### Stated goal
Go through the listing and copy each line with the string "into".

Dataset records
START

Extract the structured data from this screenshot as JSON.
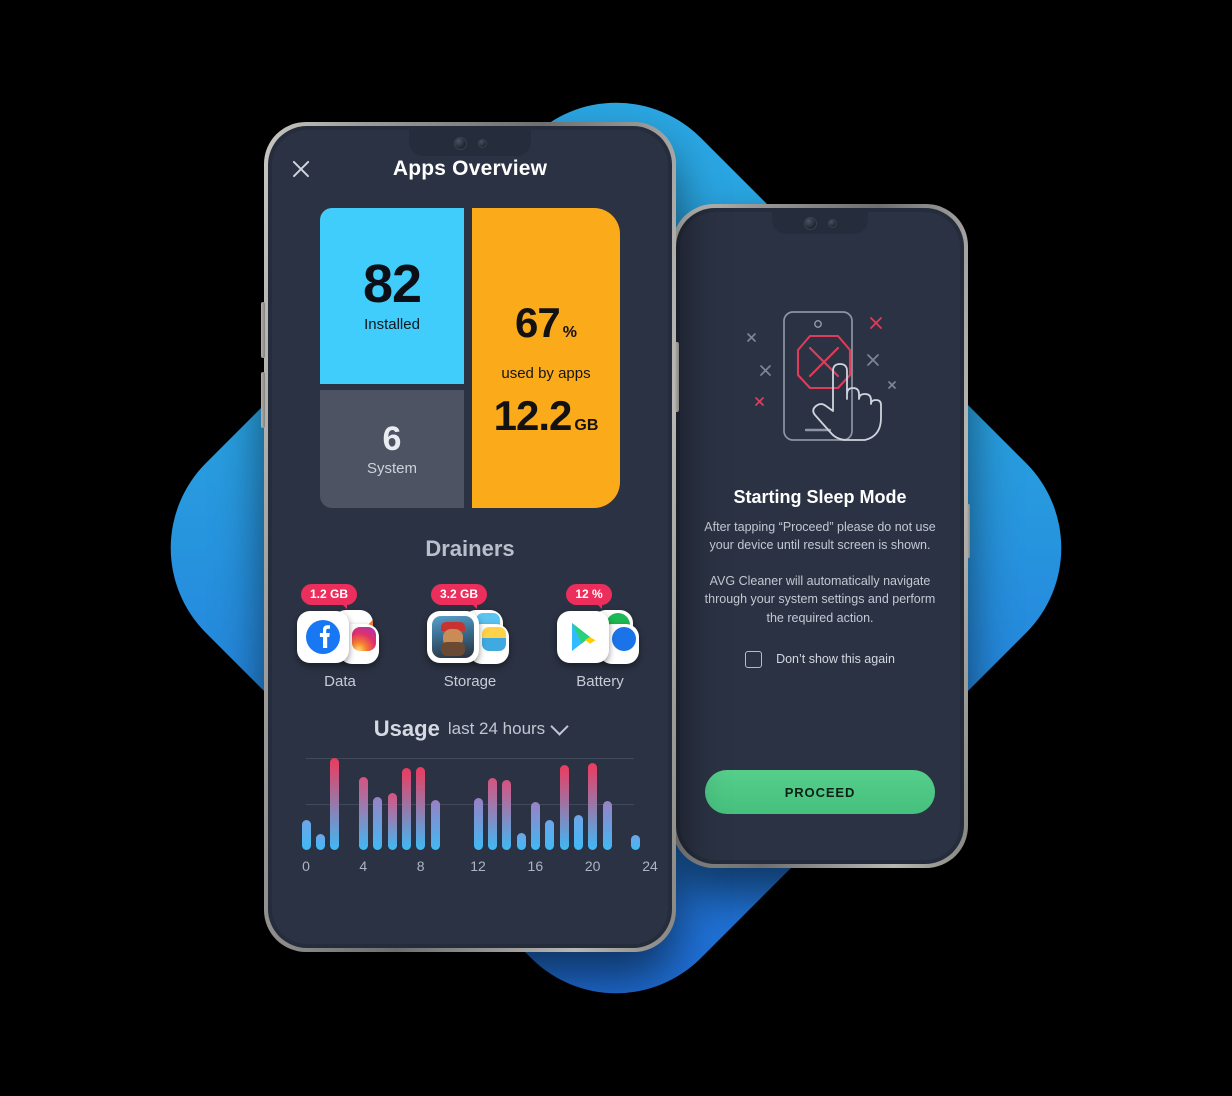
{
  "background": {
    "diamond_color_light": "#2BA8E4",
    "diamond_color_dark": "#1E6AD6"
  },
  "phone1": {
    "header": {
      "close_icon": "close-icon",
      "title": "Apps Overview"
    },
    "cards": {
      "installed": {
        "value": "82",
        "label": "Installed",
        "color": "#40CDFB"
      },
      "system": {
        "value": "6",
        "label": "System",
        "color": "#4D5362"
      },
      "used": {
        "percent": "67",
        "percent_unit": "%",
        "caption": "used by apps",
        "size": "12.2",
        "size_unit": "GB",
        "color": "#FBAA19"
      }
    },
    "drainers": {
      "title": "Drainers",
      "items": [
        {
          "badge": "1.2 GB",
          "name": "Data",
          "icon": "facebook-icon"
        },
        {
          "badge": "3.2 GB",
          "name": "Storage",
          "icon": "game-app-icon"
        },
        {
          "badge": "12 %",
          "name": "Battery",
          "icon": "play-store-icon"
        }
      ],
      "badge_color": "#EC2E5C"
    },
    "usage": {
      "title": "Usage",
      "range_label": "last 24 hours",
      "chevron_icon": "chevron-down-icon"
    }
  },
  "chart_data": {
    "type": "bar",
    "title": "Usage",
    "subtitle": "last 24 hours",
    "xlabel": "",
    "ylabel": "",
    "grid": true,
    "gridlines": [
      0.5,
      1.0
    ],
    "xlim": [
      0,
      24
    ],
    "ylim": [
      0,
      1
    ],
    "xticks": [
      0,
      4,
      8,
      12,
      16,
      20,
      24
    ],
    "xtick_labels": [
      "0",
      "4",
      "8",
      "12",
      "16",
      "20",
      "24"
    ],
    "x": [
      0,
      1,
      2,
      3,
      4,
      5,
      6,
      7,
      8,
      9,
      11,
      12,
      13,
      14,
      15,
      16,
      17,
      18,
      19,
      20,
      21,
      23
    ],
    "values": [
      0.33,
      0.17,
      1.0,
      0.0,
      0.79,
      0.58,
      0.62,
      0.89,
      0.9,
      0.54,
      0.0,
      0.57,
      0.78,
      0.76,
      0.19,
      0.52,
      0.33,
      0.92,
      0.38,
      0.95,
      0.53,
      0.16
    ],
    "bar_gradient_top": "#ED3A5E",
    "bar_gradient_bottom": "#3FB9F5"
  },
  "phone2": {
    "illustration": "phone-tap-blocked-icon",
    "title": "Starting Sleep Mode",
    "paragraph1": "After tapping “Proceed” please do not use your device until result screen is shown.",
    "paragraph2": "AVG Cleaner will automatically navigate through your system settings and perform the required action.",
    "checkbox_label": "Don’t show this again",
    "checkbox_checked": false,
    "button_label": "PROCEED",
    "button_color": "#4EC786"
  }
}
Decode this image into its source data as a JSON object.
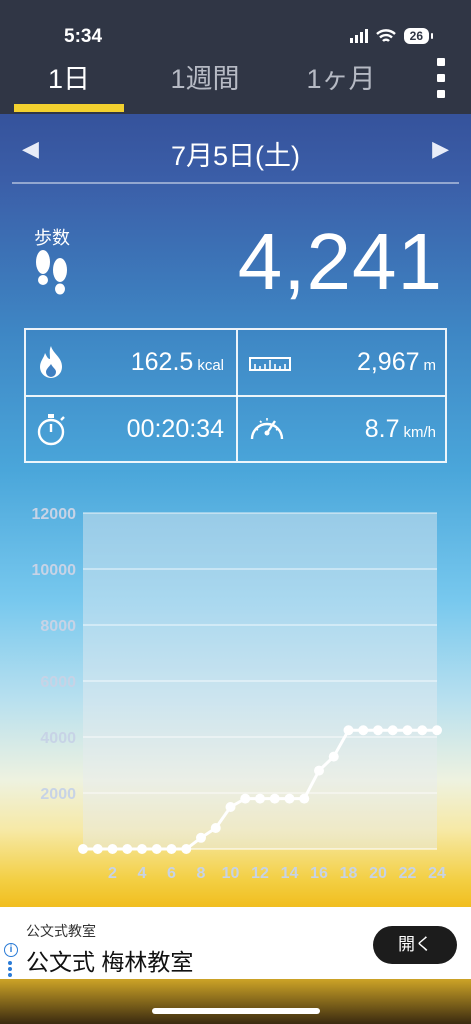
{
  "status_bar": {
    "time": "5:34",
    "battery": "26"
  },
  "tabs": [
    {
      "label": "1日",
      "active": true
    },
    {
      "label": "1週間",
      "active": false
    },
    {
      "label": "1ヶ月",
      "active": false
    }
  ],
  "date_nav": {
    "prev": "◀",
    "date": "7月5日(土)",
    "next": "▶"
  },
  "steps": {
    "label": "歩数",
    "value": "4,241"
  },
  "stats": {
    "calories": {
      "value": "162.5",
      "unit": "kcal"
    },
    "distance": {
      "value": "2,967",
      "unit": "m"
    },
    "time": {
      "value": "00:20:34"
    },
    "speed": {
      "value": "8.7",
      "unit": "km/h"
    }
  },
  "chart_data": {
    "type": "line",
    "title": "",
    "xlabel": "",
    "ylabel": "",
    "x": [
      0,
      1,
      2,
      3,
      4,
      5,
      6,
      7,
      8,
      9,
      10,
      11,
      12,
      13,
      14,
      15,
      16,
      17,
      18,
      19,
      20,
      21,
      22,
      23,
      24
    ],
    "values": [
      0,
      0,
      0,
      0,
      0,
      0,
      0,
      0,
      400,
      750,
      1500,
      1800,
      1800,
      1800,
      1800,
      1800,
      2800,
      3300,
      4241,
      4241,
      4241,
      4241,
      4241,
      4241,
      4241
    ],
    "xlim": [
      0,
      24
    ],
    "ylim": [
      0,
      12000
    ],
    "x_ticks": [
      "2",
      "4",
      "6",
      "8",
      "10",
      "12",
      "14",
      "16",
      "18",
      "20",
      "22",
      "24"
    ],
    "y_ticks": [
      "2000",
      "4000",
      "6000",
      "8000",
      "10000",
      "12000"
    ],
    "grid": true,
    "colors": {
      "line": "#ffffff",
      "tick_label": "#c7d3e6",
      "plot_bg": "rgba(230,236,240,0.45)"
    }
  },
  "ad": {
    "subtitle": "公文式教室",
    "title": "公文式 梅林教室",
    "button": "開く"
  }
}
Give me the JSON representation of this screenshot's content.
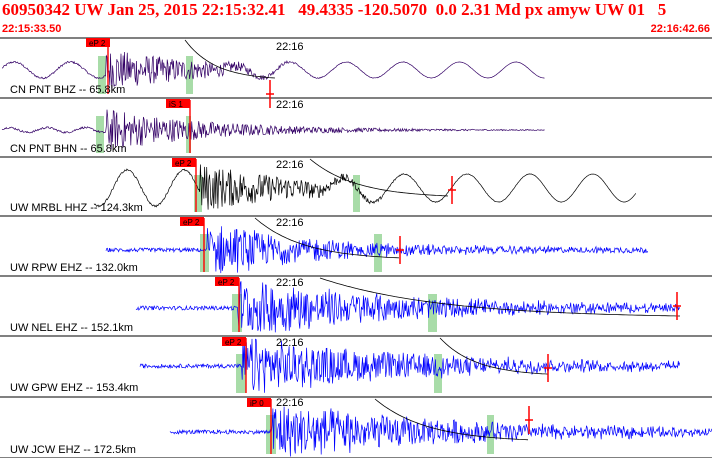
{
  "header": {
    "title": "60950342 UW Jan 25, 2015 22:15:32.41   49.4335 -120.5070  0.0 2.31 Md px amyw UW 01   5",
    "start_time": "22:15:33.50",
    "end_time": "22:16:42.66"
  },
  "colors": {
    "header_text": "#ff0000",
    "pick": "#ff0000",
    "window": "#a8dca8",
    "coda": "#000000",
    "trace_purple": "#330066",
    "trace_black": "#000000",
    "trace_blue": "#0000ff"
  },
  "traces": [
    {
      "label": "CN PNT BHZ -- 65.8km",
      "time_mark": "22:16",
      "pick": "eP 2",
      "color": "purple"
    },
    {
      "label": "CN PNT BHN -- 65.8km",
      "time_mark": "22:16",
      "pick": "iS 1",
      "color": "purple"
    },
    {
      "label": "UW MRBL HHZ -- 124.3km",
      "time_mark": "22:16",
      "pick": "eP 2",
      "color": "black"
    },
    {
      "label": "UW RPW EHZ -- 132.0km",
      "time_mark": "22:16",
      "pick": "eP 2",
      "color": "blue"
    },
    {
      "label": "UW NEL EHZ -- 152.1km",
      "time_mark": "22:16",
      "pick": "eP 2",
      "color": "blue"
    },
    {
      "label": "UW GPW EHZ -- 153.4km",
      "time_mark": "22:16",
      "pick": "eP 2",
      "color": "blue"
    },
    {
      "label": "UW JCW EHZ -- 172.5km",
      "time_mark": "22:16",
      "pick": "iP 0",
      "color": "blue"
    }
  ]
}
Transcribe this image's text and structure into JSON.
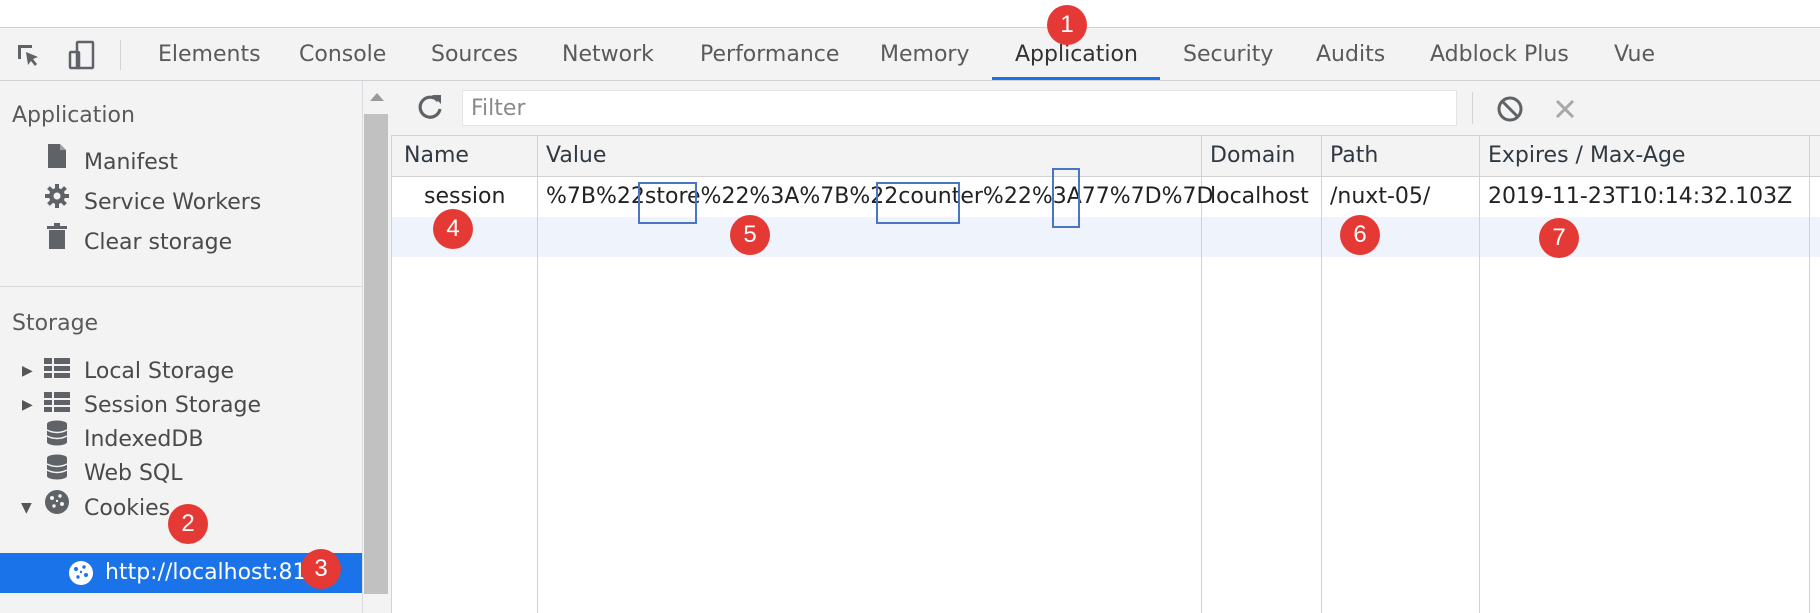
{
  "tabs": [
    {
      "label": "Elements"
    },
    {
      "label": "Console"
    },
    {
      "label": "Sources"
    },
    {
      "label": "Network"
    },
    {
      "label": "Performance"
    },
    {
      "label": "Memory"
    },
    {
      "label": "Application",
      "active": true
    },
    {
      "label": "Security"
    },
    {
      "label": "Audits"
    },
    {
      "label": "Adblock Plus"
    },
    {
      "label": "Vue"
    }
  ],
  "sidebar": {
    "application_heading": "Application",
    "application_items": [
      {
        "label": "Manifest",
        "icon": "document-icon"
      },
      {
        "label": "Service Workers",
        "icon": "gear-icon"
      },
      {
        "label": "Clear storage",
        "icon": "trash-icon"
      }
    ],
    "storage_heading": "Storage",
    "storage_items": [
      {
        "label": "Local Storage",
        "icon": "grid-icon",
        "expandable": true
      },
      {
        "label": "Session Storage",
        "icon": "grid-icon",
        "expandable": true
      },
      {
        "label": "IndexedDB",
        "icon": "database-icon"
      },
      {
        "label": "Web SQL",
        "icon": "database-icon"
      },
      {
        "label": "Cookies",
        "icon": "cookie-icon",
        "expanded": true
      }
    ],
    "selected_item": {
      "label": "http://localhost:81",
      "icon": "cookie-icon"
    }
  },
  "toolbar": {
    "filter_placeholder": "Filter"
  },
  "table": {
    "columns": [
      "Name",
      "Value",
      "Domain",
      "Path",
      "Expires / Max-Age"
    ],
    "rows": [
      {
        "name": "session",
        "value": "%7B%22store%22%3A%7B%22counter%22%3A77%7D%7D",
        "domain": "localhost",
        "path": "/nuxt-05/",
        "expires": "2019-11-23T10:14:32.103Z"
      }
    ]
  },
  "annotations": [
    "1",
    "2",
    "3",
    "4",
    "5",
    "6",
    "7"
  ],
  "colors": {
    "accent": "#1a73e8",
    "badge": "#e53935",
    "highlight_box": "#4a74c4",
    "selected_row": "#eef3fc"
  }
}
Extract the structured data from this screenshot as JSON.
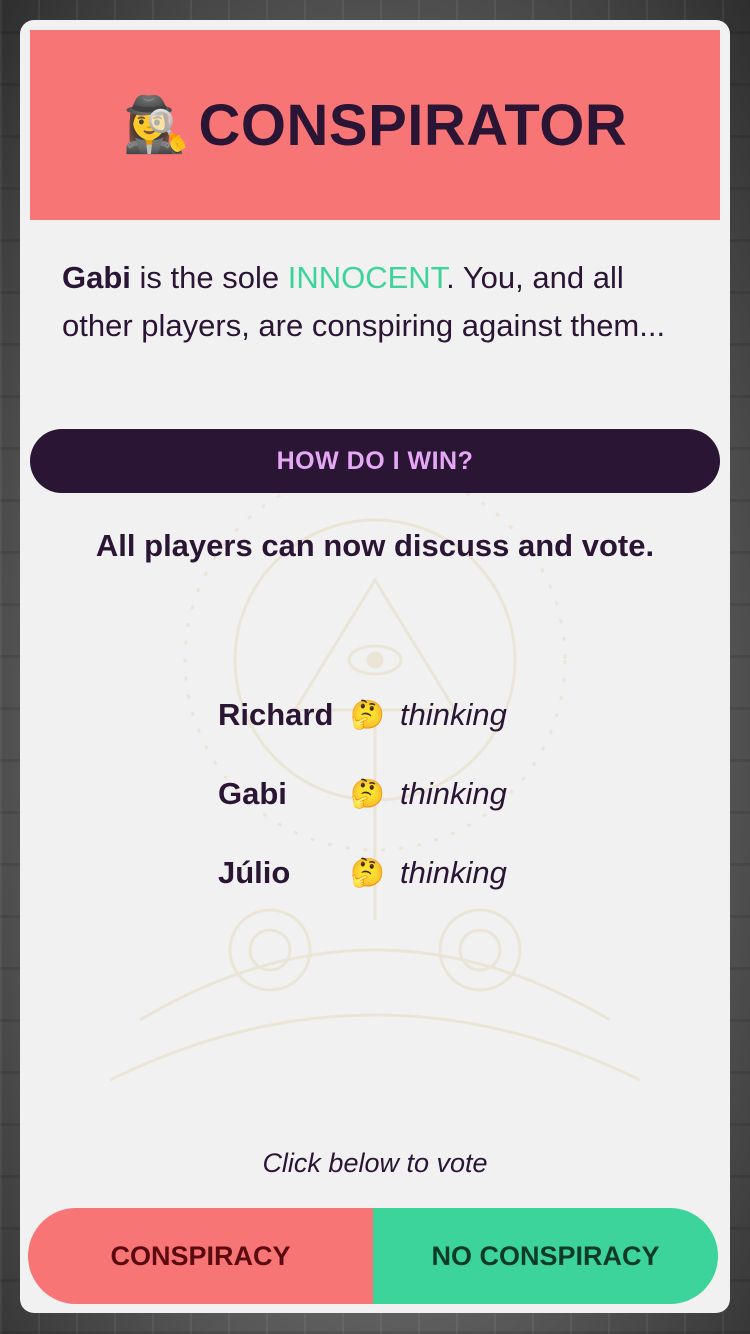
{
  "role": {
    "emoji": "🕵️‍♀️",
    "icon_name": "detective-icon",
    "title": "CONSPIRATOR",
    "color": "#f87575"
  },
  "intro": {
    "innocent_player": "Gabi",
    "text_before": " is the sole ",
    "innocent_label": "INNOCENT",
    "text_after": ". You, and all other players, are conspiring against them..."
  },
  "how_to_win_button": "HOW DO I WIN?",
  "status": "All players can now discuss and vote.",
  "players": [
    {
      "name": "Richard",
      "emoji": "🤔",
      "icon_name": "thinking-face-icon",
      "state": "thinking"
    },
    {
      "name": "Gabi",
      "emoji": "🤔",
      "icon_name": "thinking-face-icon",
      "state": "thinking"
    },
    {
      "name": "Júlio",
      "emoji": "🤔",
      "icon_name": "thinking-face-icon",
      "state": "thinking"
    }
  ],
  "vote": {
    "hint": "Click below to vote",
    "conspiracy_label": "CONSPIRACY",
    "no_conspiracy_label": "NO CONSPIRACY"
  },
  "colors": {
    "dark": "#2a1535",
    "red": "#f87575",
    "green": "#3cd49b",
    "button_text": "#e5a8f5",
    "card": "#f1f1f1"
  }
}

END

### Solution for this problem
Decode this image into its source data as a JSON object.
Transcribe this image's text and structure into JSON.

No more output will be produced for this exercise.